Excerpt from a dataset
========================

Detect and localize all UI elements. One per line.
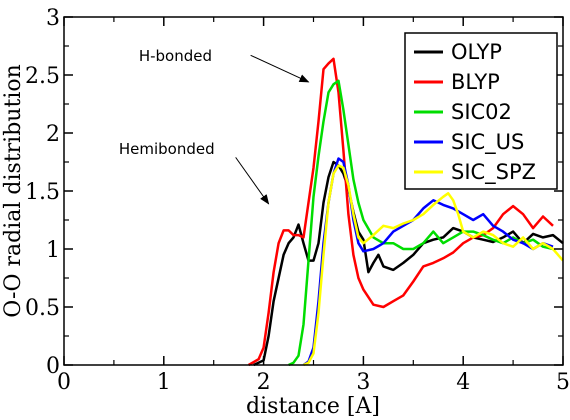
x-axis-label: distance [A] bbox=[246, 394, 380, 419]
legend-entry-label: SIC_US bbox=[451, 130, 524, 155]
y-tick-label: 0 bbox=[46, 354, 60, 379]
series-line-olyp bbox=[253, 160, 564, 367]
legend-entry-label: SIC_SPZ bbox=[451, 160, 536, 185]
y-tick-label: 1.5 bbox=[25, 180, 60, 205]
x-tick-label: 2 bbox=[257, 370, 271, 395]
x-tick-label: 1 bbox=[157, 370, 171, 395]
x-tick-label: 4 bbox=[456, 370, 470, 395]
y-tick-label: 3 bbox=[46, 6, 60, 31]
legend-entry-label: BLYP bbox=[451, 70, 500, 94]
x-tick-label: 0 bbox=[57, 370, 71, 395]
series-layer bbox=[247, 57, 564, 367]
y-tick-label: 2 bbox=[46, 122, 60, 147]
annotation-label: Hemibonded bbox=[119, 140, 215, 158]
axis-ticks: 0 1 2 3 4 5 0 0.5 1 1.5 2 2.5 3 bbox=[25, 6, 570, 395]
y-axis-label: O-O radial distribution bbox=[1, 64, 26, 318]
annotation-label: H-bonded bbox=[139, 47, 212, 65]
legend: OLYP BLYP SIC02 SIC_US SIC_SPZ bbox=[404, 32, 558, 190]
y-tick-label: 2.5 bbox=[25, 64, 60, 89]
x-tick-label: 5 bbox=[556, 370, 570, 395]
annotation-arrow bbox=[250, 54, 310, 83]
legend-entry-label: OLYP bbox=[451, 40, 502, 64]
y-tick-label: 1 bbox=[46, 238, 60, 263]
y-tick-label: 0.5 bbox=[25, 296, 60, 321]
series-line-sic-spz bbox=[302, 164, 564, 367]
annotation-arrow bbox=[235, 157, 270, 205]
legend-entry-label: SIC02 bbox=[451, 100, 512, 124]
annotations: H-bonded Hemibonded bbox=[119, 47, 310, 205]
x-tick-label: 3 bbox=[356, 370, 370, 395]
series-line-blyp bbox=[247, 57, 554, 367]
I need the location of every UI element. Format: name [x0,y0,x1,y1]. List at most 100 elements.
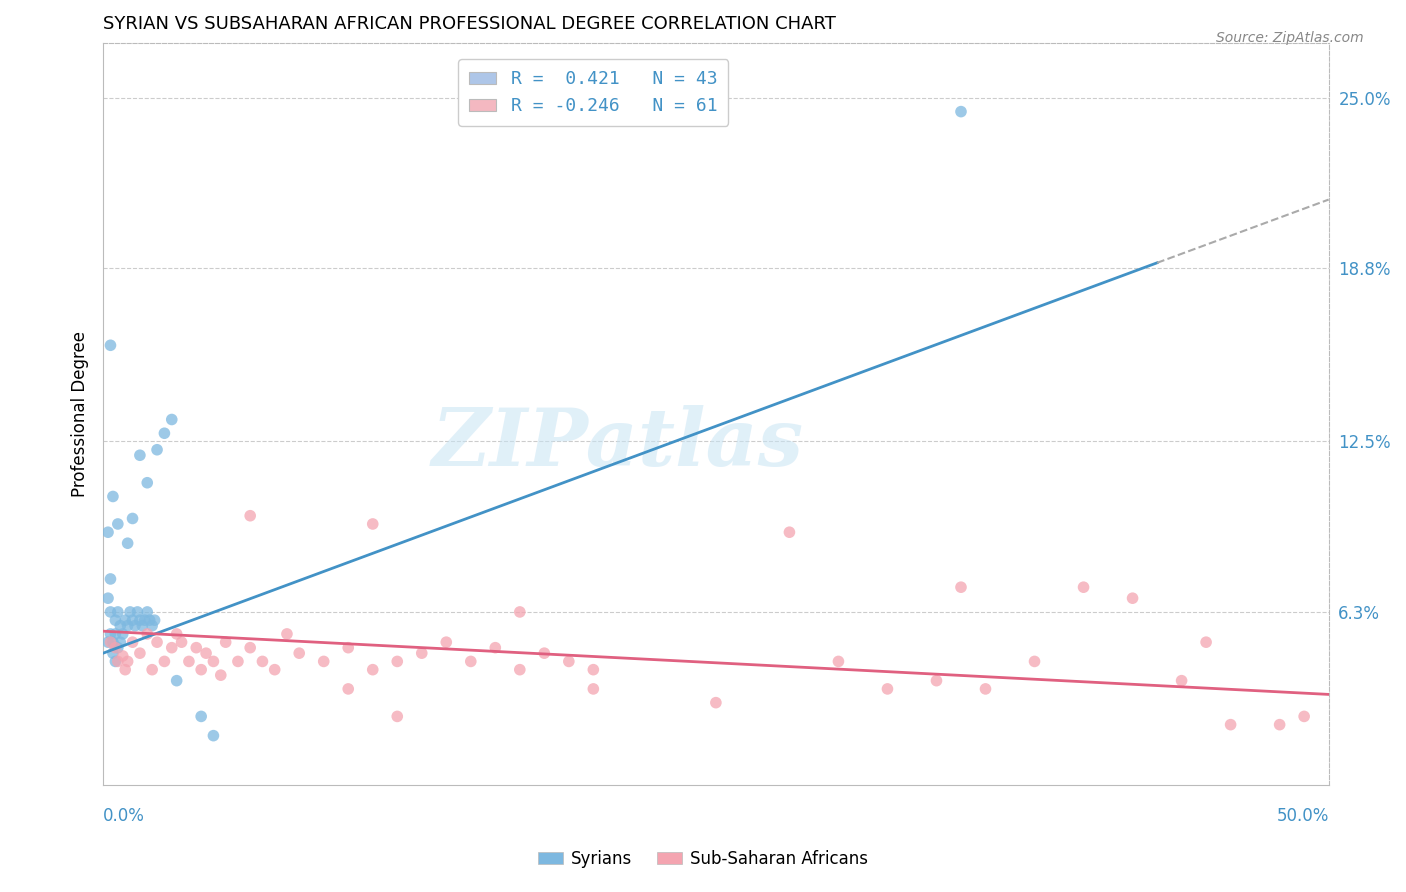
Text: 0.0%: 0.0% [103,807,145,825]
Point [337,640,360,655]
Point [101,490,124,504]
Point [121,511,143,525]
Point [252,655,274,669]
Point [136,475,159,490]
Point [827,655,849,669]
Point [134,613,156,627]
Point [153,655,176,669]
Point [1268,717,1291,731]
Point [114,613,136,627]
Point [177,655,200,669]
Point [160,412,183,426]
Point [111,627,134,641]
Point [160,640,183,655]
Point [100,627,122,641]
Point [143,613,166,627]
Point [209,668,232,682]
Point [170,635,193,649]
Point [1170,673,1192,688]
Point [215,635,238,649]
Point [1294,709,1316,723]
Point [138,613,160,627]
Point [117,618,139,632]
Point [533,646,555,660]
Text: 50.0%: 50.0% [1277,807,1329,825]
Point [141,618,163,632]
Point [97,591,120,606]
Point [107,655,129,669]
Legend: R =  0.421   N = 43, R = -0.246   N = 61: R = 0.421 N = 43, R = -0.246 N = 61 [458,60,728,126]
Point [509,663,531,677]
Text: Source: ZipAtlas.com: Source: ZipAtlas.com [1216,31,1364,45]
Legend: Syrians, Sub-Saharan Africans: Syrians, Sub-Saharan Africans [531,844,875,875]
Point [128,448,150,462]
Point [100,572,122,586]
Point [582,681,605,696]
Y-axis label: Professional Degree: Professional Degree [72,331,89,497]
Point [127,605,149,619]
Point [97,635,120,649]
Point [704,696,727,710]
Point [128,613,150,627]
Point [114,663,136,677]
Point [411,646,433,660]
Point [925,673,948,688]
Point [876,681,898,696]
Point [124,618,146,632]
Point [312,655,335,669]
Point [128,646,150,660]
Point [120,605,142,619]
Point [166,627,188,641]
Point [226,655,249,669]
Point [387,655,409,669]
Point [1024,655,1046,669]
Point [107,605,129,619]
Point [239,508,262,523]
Point [97,525,120,540]
Point [117,536,139,550]
Point [387,709,409,723]
Point [337,681,360,696]
Point [104,640,127,655]
Point [110,635,132,649]
Point [100,605,122,619]
Point [263,663,285,677]
Point [100,338,122,352]
Point [153,426,176,441]
Point [288,646,311,660]
Point [186,640,208,655]
Point [107,640,129,655]
Point [361,663,384,677]
Text: ZIPatlas: ZIPatlas [432,405,804,483]
Point [121,613,143,627]
Point [190,663,212,677]
Point [974,681,997,696]
Point [111,648,134,663]
Point [484,640,506,655]
Point [949,580,972,594]
Point [460,655,482,669]
Point [146,442,169,457]
Point [131,618,153,632]
Point [1073,580,1095,594]
Point [582,663,605,677]
Point [202,729,225,743]
Point [121,635,143,649]
Point [101,635,124,649]
Point [949,104,972,119]
Text: SYRIAN VS SUBSAHARAN AFRICAN PROFESSIONAL DEGREE CORRELATION CHART: SYRIAN VS SUBSAHARAN AFRICAN PROFESSIONA… [103,15,837,33]
Point [276,627,298,641]
Point [509,605,531,619]
Point [166,673,188,688]
Point [136,605,159,619]
Point [107,516,129,531]
Point [100,635,122,649]
Point [141,663,163,677]
Point [239,640,262,655]
Point [434,635,457,649]
Point [202,655,225,669]
Point [104,613,127,627]
Point [1122,591,1144,606]
Point [104,627,127,641]
Point [136,627,159,641]
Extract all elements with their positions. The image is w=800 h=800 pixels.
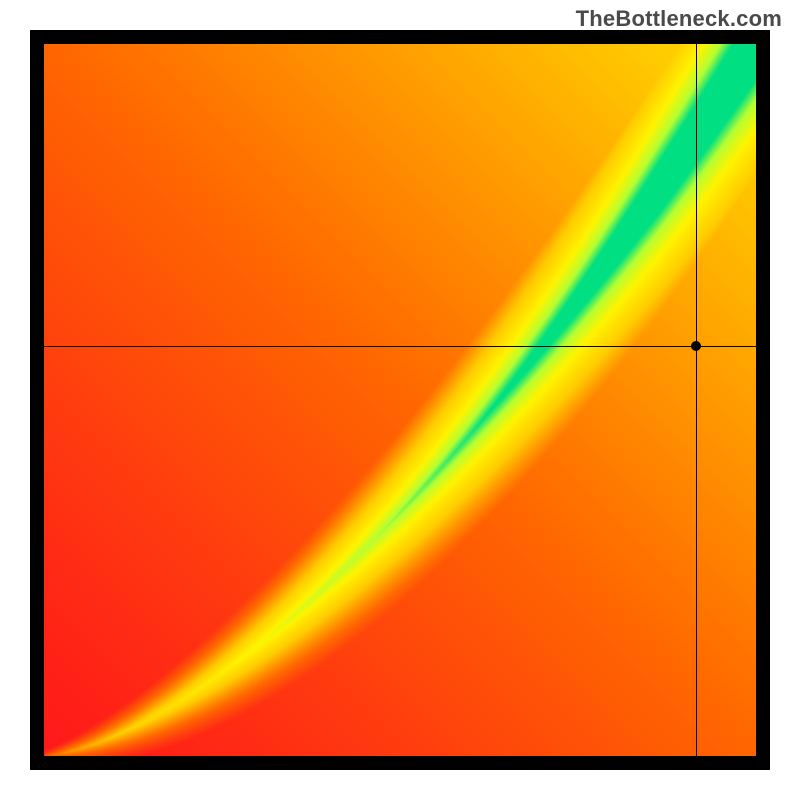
crosshair-marker-dot: [691, 341, 701, 351]
bottleneck-heatmap: [44, 44, 756, 756]
crosshair-horizontal-line: [44, 346, 756, 347]
plot-outer-frame: [30, 30, 770, 770]
crosshair-vertical-line: [696, 44, 697, 756]
watermark-text: TheBottleneck.com: [576, 6, 782, 32]
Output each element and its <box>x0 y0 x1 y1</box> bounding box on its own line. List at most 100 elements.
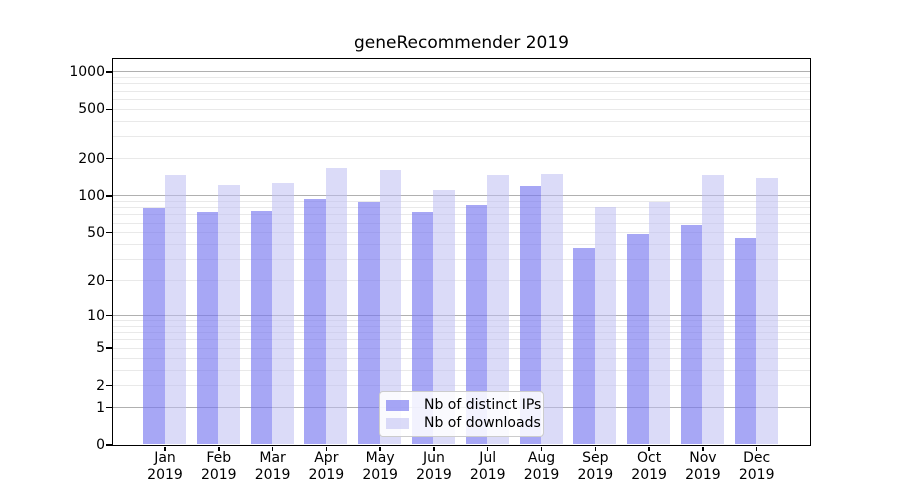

========================

Rewrite all of the data above, changing "List at most 100 elements" to "Return no more than 100 elements" and keeping everything else the same. Leave the pictures out of your answer.

Detect and localize all UI elements. One per line.
x-axis-label: distance [A] bbox=[246, 394, 380, 419]
legend-entry-label: SIC_US bbox=[451, 130, 524, 155]
y-tick-label: 0 bbox=[46, 354, 60, 379]
series-line-olyp bbox=[253, 160, 564, 367]
legend-entry-label: SIC_SPZ bbox=[451, 160, 536, 185]
y-tick-label: 1.5 bbox=[25, 180, 60, 205]
x-tick-label: 2 bbox=[257, 370, 271, 395]
x-tick-label: 1 bbox=[157, 370, 171, 395]
x-tick-label: 4 bbox=[456, 370, 470, 395]
y-tick-label: 3 bbox=[46, 6, 60, 31]
legend-entry-label: BLYP bbox=[451, 70, 500, 94]
x-tick-label: 0 bbox=[57, 370, 71, 395]
series-layer bbox=[247, 57, 564, 367]
y-tick-label: 2 bbox=[46, 122, 60, 147]
annotation-label: Hemibonded bbox=[119, 140, 215, 158]
axis-ticks: 0 1 2 3 4 5 0 0.5 1 1.5 2 2.5 3 bbox=[25, 6, 570, 395]
y-axis-label: O-O radial distribution bbox=[1, 64, 26, 318]
annotation-label: H-bonded bbox=[139, 47, 212, 65]
legend: OLYP BLYP SIC02 SIC_US SIC_SPZ bbox=[404, 32, 558, 190]
y-tick-label: 2.5 bbox=[25, 64, 60, 89]
x-tick-label: 5 bbox=[556, 370, 570, 395]
annotation-arrow bbox=[250, 54, 310, 83]
legend-entry-label: OLYP bbox=[451, 40, 502, 64]
y-tick-label: 1 bbox=[46, 238, 60, 263]
y-tick-label: 0.5 bbox=[25, 296, 60, 321]
series-line-sic-spz bbox=[302, 164, 564, 367]
annotation-arrow bbox=[235, 157, 270, 205]
legend-entry-label: SIC02 bbox=[451, 100, 512, 124]
annotations: H-bonded Hemibonded bbox=[119, 47, 310, 205]
x-tick-label: 3 bbox=[356, 370, 370, 395]
series-line-blyp bbox=[247, 57, 554, 367]
I need the location of every UI element. Format: name [x0,y0,x1,y1]. Return no more than 100 elements.
Text: 0.0%: 0.0% [103,807,145,825]
Point [337,640,360,655]
Point [101,490,124,504]
Point [121,511,143,525]
Point [252,655,274,669]
Point [136,475,159,490]
Point [827,655,849,669]
Point [134,613,156,627]
Point [153,655,176,669]
Point [1268,717,1291,731]
Point [114,613,136,627]
Point [177,655,200,669]
Point [160,412,183,426]
Point [111,627,134,641]
Point [160,640,183,655]
Point [100,627,122,641]
Point [143,613,166,627]
Point [209,668,232,682]
Point [170,635,193,649]
Point [1170,673,1192,688]
Point [215,635,238,649]
Point [1294,709,1316,723]
Point [138,613,160,627]
Point [117,618,139,632]
Point [533,646,555,660]
Text: 50.0%: 50.0% [1277,807,1329,825]
Point [141,618,163,632]
Point [97,591,120,606]
Point [107,655,129,669]
Legend: R =  0.421   N = 43, R = -0.246   N = 61: R = 0.421 N = 43, R = -0.246 N = 61 [458,60,728,126]
Point [509,663,531,677]
Text: Source: ZipAtlas.com: Source: ZipAtlas.com [1216,31,1364,45]
Legend: Syrians, Sub-Saharan Africans: Syrians, Sub-Saharan Africans [531,844,875,875]
Point [128,448,150,462]
Point [100,572,122,586]
Point [582,681,605,696]
Y-axis label: Professional Degree: Professional Degree [72,331,89,497]
Point [127,605,149,619]
Point [97,635,120,649]
Point [704,696,727,710]
Point [128,613,150,627]
Point [114,663,136,677]
Point [411,646,433,660]
Point [925,673,948,688]
Point [876,681,898,696]
Point [124,618,146,632]
Point [312,655,335,669]
Point [128,646,150,660]
Point [120,605,142,619]
Point [166,627,188,641]
Point [226,655,249,669]
Point [387,655,409,669]
Point [1024,655,1046,669]
Point [107,605,129,619]
Point [239,508,262,523]
Point [97,525,120,540]
Point [117,536,139,550]
Point [387,709,409,723]
Point [337,681,360,696]
Point [104,640,127,655]
Point [110,635,132,649]
Point [100,605,122,619]
Point [263,663,285,677]
Point [100,338,122,352]
Point [153,426,176,441]
Point [288,646,311,660]
Point [186,640,208,655]
Point [107,640,129,655]
Point [361,663,384,677]
Text: ZIPatlas: ZIPatlas [432,405,804,483]
Point [121,613,143,627]
Point [190,663,212,677]
Point [974,681,997,696]
Point [111,648,134,663]
Point [484,640,506,655]
Point [949,580,972,594]
Point [460,655,482,669]
Point [146,442,169,457]
Point [131,618,153,632]
Point [1073,580,1095,594]
Point [582,663,605,677]
Point [202,729,225,743]
Point [121,635,143,649]
Point [101,635,124,649]
Point [949,104,972,119]
Text: SYRIAN VS SUBSAHARAN AFRICAN PROFESSIONAL DEGREE CORRELATION CHART: SYRIAN VS SUBSAHARAN AFRICAN PROFESSIONA… [103,15,837,33]
Point [276,627,298,641]
Point [509,605,531,619]
Point [166,673,188,688]
Point [136,605,159,619]
Point [107,516,129,531]
Point [100,635,122,649]
Point [141,663,163,677]
Point [239,640,262,655]
Point [434,635,457,649]
Point [202,655,225,669]
Point [104,613,127,627]
Point [1122,591,1144,606]
Point [104,627,127,641]
Point [136,627,159,641]
Extract all elements with their positions. The image is w=800 h=800 pixels.
crosshair-marker-dot: [691, 341, 701, 351]
bottleneck-heatmap: [44, 44, 756, 756]
crosshair-horizontal-line: [44, 346, 756, 347]
plot-outer-frame: [30, 30, 770, 770]
crosshair-vertical-line: [696, 44, 697, 756]
watermark-text: TheBottleneck.com: [576, 6, 782, 32]
Output each element and its <box>x0 y0 x1 y1</box> bounding box on its own line. Return no more than 100 elements.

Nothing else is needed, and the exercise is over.